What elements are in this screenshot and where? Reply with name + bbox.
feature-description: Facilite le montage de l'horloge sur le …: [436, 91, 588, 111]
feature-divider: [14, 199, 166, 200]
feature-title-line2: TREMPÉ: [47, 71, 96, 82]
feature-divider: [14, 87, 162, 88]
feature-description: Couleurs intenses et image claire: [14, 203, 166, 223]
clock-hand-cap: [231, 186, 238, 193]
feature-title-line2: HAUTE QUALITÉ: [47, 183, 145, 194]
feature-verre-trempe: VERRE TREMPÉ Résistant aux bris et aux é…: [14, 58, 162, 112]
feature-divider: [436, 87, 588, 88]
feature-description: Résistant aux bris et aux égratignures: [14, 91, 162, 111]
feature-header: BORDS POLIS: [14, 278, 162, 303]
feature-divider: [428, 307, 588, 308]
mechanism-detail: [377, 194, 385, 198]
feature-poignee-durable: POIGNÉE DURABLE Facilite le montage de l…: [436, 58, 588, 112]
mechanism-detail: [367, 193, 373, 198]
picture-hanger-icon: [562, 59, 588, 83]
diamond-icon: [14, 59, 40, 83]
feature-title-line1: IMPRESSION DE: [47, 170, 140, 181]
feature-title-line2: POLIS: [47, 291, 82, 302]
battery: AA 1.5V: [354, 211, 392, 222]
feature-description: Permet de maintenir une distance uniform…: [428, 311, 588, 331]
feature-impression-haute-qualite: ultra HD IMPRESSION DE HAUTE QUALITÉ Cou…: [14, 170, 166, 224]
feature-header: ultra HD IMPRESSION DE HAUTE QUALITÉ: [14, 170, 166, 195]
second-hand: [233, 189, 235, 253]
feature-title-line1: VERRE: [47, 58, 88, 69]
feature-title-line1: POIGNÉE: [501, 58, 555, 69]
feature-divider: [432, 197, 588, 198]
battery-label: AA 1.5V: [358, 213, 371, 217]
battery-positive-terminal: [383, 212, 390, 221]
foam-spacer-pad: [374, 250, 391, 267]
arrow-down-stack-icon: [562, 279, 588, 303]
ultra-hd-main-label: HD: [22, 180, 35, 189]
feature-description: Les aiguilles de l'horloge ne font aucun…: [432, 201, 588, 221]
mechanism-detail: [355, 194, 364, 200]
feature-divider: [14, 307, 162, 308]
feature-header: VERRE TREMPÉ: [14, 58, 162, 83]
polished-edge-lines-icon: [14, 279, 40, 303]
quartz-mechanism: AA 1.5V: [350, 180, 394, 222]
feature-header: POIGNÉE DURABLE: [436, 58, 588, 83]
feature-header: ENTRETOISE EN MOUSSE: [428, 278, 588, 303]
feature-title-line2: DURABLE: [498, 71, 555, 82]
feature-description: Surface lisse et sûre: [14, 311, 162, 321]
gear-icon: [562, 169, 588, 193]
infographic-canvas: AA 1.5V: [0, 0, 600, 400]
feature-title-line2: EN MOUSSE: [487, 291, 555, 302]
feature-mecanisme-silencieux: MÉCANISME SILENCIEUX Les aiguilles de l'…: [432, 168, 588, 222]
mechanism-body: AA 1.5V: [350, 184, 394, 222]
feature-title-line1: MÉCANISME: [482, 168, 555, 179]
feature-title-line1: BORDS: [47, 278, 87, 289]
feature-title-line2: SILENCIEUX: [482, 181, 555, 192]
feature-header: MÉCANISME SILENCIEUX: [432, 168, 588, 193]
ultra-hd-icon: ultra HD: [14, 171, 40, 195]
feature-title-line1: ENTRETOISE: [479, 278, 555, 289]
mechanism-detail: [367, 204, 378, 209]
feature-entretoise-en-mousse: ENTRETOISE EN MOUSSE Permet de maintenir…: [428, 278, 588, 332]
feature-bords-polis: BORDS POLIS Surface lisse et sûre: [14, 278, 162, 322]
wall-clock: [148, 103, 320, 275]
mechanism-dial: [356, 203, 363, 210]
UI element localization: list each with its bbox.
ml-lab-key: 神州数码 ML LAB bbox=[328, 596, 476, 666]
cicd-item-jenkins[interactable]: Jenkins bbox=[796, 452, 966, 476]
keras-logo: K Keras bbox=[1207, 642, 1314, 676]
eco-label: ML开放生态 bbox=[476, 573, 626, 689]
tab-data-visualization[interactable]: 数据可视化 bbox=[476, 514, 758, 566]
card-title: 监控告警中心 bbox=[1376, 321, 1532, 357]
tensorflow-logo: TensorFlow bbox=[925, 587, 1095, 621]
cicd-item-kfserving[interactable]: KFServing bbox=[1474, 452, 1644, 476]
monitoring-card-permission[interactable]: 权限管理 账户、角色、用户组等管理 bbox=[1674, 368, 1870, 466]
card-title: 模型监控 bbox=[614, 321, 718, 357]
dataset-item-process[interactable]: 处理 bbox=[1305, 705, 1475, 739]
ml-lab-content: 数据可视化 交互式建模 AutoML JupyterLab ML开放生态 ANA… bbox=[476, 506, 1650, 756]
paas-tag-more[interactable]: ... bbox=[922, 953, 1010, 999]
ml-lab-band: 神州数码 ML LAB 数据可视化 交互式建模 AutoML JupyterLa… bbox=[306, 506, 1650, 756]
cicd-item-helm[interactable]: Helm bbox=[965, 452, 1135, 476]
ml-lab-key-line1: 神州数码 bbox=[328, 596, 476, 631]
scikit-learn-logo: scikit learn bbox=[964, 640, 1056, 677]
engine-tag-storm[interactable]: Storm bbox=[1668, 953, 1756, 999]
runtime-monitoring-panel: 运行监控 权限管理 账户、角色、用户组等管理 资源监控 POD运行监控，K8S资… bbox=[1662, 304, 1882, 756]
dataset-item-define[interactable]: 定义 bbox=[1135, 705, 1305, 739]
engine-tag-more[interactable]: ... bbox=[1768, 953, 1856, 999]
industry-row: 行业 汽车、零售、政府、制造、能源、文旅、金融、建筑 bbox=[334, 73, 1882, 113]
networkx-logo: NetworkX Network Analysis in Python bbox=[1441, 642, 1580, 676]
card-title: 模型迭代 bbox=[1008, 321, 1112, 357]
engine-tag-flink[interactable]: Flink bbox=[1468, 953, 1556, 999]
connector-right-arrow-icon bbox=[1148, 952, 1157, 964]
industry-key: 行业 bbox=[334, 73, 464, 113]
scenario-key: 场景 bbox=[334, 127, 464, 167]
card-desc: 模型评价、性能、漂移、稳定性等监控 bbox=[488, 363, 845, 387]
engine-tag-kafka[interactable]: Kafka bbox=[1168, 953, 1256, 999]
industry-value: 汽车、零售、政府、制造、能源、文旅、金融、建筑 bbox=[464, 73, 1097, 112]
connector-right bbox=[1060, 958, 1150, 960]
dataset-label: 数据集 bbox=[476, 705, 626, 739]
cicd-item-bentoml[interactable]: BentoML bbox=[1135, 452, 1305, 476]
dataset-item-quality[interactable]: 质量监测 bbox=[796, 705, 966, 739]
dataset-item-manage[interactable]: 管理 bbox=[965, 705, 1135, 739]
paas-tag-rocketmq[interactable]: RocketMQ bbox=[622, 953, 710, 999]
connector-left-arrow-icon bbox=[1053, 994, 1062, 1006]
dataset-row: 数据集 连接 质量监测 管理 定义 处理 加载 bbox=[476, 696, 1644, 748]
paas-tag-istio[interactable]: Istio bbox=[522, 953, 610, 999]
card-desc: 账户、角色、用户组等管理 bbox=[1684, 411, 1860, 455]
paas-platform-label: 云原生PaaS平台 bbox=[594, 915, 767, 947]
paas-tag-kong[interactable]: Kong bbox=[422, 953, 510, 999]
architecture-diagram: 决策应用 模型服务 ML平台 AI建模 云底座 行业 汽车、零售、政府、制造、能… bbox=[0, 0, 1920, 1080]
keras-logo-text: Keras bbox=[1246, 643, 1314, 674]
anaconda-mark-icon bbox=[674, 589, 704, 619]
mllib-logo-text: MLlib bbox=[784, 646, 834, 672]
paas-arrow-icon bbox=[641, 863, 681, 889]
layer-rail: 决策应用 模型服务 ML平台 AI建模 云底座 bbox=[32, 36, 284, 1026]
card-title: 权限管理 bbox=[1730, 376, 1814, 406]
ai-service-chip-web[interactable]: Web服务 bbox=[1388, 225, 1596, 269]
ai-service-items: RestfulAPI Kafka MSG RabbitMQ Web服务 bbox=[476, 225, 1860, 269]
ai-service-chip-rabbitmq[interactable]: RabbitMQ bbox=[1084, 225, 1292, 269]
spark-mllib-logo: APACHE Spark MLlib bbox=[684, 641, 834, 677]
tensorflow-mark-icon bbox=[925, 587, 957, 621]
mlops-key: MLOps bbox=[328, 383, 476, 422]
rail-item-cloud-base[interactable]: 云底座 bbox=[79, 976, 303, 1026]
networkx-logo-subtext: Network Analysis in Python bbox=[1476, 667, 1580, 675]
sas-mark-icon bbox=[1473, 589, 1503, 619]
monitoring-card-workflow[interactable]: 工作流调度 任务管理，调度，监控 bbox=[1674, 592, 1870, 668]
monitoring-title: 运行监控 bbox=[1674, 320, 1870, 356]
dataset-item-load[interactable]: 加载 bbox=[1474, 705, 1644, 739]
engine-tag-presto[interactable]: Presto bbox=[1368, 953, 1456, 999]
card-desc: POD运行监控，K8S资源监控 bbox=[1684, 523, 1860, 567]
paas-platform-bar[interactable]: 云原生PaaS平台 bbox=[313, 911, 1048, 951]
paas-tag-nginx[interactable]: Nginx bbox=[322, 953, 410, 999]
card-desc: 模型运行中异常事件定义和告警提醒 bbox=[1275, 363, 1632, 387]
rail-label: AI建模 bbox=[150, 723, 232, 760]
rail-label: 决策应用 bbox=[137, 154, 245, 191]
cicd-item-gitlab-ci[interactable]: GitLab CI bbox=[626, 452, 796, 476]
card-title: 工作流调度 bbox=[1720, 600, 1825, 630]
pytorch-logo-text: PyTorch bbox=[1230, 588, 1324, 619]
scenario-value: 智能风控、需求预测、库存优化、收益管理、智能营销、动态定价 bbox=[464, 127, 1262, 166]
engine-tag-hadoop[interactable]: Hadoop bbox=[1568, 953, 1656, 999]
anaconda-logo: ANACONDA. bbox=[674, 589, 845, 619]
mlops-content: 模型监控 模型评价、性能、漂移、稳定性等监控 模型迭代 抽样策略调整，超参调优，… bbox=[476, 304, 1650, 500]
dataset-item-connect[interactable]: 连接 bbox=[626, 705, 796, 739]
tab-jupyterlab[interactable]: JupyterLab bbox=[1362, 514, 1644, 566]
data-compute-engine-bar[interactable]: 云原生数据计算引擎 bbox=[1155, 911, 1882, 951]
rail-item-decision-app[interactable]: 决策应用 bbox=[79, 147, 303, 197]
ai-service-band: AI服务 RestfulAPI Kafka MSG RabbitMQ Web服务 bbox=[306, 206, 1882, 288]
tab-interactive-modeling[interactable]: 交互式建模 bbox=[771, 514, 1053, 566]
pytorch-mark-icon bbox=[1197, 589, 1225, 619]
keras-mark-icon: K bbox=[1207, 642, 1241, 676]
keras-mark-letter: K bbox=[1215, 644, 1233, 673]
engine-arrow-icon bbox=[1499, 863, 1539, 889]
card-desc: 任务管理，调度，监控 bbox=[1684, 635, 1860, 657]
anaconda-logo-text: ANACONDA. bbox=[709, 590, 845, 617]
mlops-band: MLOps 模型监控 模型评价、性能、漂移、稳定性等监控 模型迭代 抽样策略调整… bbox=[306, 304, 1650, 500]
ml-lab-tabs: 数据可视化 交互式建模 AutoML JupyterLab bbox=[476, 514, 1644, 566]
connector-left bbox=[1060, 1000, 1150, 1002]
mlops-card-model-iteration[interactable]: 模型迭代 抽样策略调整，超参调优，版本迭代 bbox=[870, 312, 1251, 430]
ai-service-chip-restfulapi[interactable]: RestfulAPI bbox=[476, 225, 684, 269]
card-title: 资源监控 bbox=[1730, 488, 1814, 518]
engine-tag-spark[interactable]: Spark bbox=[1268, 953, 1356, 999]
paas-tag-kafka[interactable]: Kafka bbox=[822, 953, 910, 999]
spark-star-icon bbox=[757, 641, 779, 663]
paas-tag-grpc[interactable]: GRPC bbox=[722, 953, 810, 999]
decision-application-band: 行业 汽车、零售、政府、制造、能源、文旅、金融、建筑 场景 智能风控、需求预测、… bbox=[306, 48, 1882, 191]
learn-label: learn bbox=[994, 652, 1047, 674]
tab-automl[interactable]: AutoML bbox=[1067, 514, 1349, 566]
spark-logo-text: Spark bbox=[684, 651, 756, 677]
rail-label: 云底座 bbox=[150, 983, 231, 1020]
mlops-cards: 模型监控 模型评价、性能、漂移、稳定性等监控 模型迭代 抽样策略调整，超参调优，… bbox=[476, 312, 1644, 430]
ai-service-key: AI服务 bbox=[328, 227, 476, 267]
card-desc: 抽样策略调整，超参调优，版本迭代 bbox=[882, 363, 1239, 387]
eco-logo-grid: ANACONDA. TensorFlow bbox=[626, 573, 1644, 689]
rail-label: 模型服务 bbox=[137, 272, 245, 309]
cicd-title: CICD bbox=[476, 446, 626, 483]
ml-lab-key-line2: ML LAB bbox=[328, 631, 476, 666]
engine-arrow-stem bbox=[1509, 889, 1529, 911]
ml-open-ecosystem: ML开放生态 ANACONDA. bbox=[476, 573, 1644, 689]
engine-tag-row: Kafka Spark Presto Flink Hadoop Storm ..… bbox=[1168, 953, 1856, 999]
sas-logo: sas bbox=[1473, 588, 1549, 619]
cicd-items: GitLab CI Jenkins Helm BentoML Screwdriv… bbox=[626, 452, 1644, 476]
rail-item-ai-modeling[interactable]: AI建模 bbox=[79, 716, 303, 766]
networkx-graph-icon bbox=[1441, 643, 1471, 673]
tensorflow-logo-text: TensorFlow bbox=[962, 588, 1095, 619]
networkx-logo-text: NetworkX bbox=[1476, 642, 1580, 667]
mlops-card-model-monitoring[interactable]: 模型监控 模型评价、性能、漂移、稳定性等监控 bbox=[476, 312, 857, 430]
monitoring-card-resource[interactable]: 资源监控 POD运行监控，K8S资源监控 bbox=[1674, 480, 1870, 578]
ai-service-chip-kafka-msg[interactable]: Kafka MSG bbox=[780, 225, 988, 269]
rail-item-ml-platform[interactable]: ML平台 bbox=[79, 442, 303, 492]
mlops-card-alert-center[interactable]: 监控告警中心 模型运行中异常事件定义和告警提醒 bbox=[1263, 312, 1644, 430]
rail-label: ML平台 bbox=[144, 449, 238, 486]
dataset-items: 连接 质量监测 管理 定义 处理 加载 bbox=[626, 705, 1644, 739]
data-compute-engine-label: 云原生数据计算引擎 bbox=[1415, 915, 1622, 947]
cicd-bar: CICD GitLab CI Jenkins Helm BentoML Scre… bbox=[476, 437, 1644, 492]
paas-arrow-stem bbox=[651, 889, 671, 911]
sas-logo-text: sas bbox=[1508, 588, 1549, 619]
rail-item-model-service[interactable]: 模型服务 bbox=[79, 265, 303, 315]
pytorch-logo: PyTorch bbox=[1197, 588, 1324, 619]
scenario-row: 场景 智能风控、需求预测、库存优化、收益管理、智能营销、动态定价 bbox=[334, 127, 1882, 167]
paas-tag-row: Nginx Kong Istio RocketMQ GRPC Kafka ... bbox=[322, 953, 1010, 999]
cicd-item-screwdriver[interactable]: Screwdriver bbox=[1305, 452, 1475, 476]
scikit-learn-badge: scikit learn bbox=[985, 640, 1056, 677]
§ §
=== Problem details ===
Pick out every line in the items above that contains the string "QUALITÉ", and copy each of those lines in full. Matching is case-sensitive.

=== Written response ===
feature-title-line2: HAUTE QUALITÉ: [47, 183, 145, 194]
feature-impression-haute-qualite: ultra HD IMPRESSION DE HAUTE QUALITÉ Cou…: [14, 170, 166, 224]
feature-header: ultra HD IMPRESSION DE HAUTE QUALITÉ: [14, 170, 166, 195]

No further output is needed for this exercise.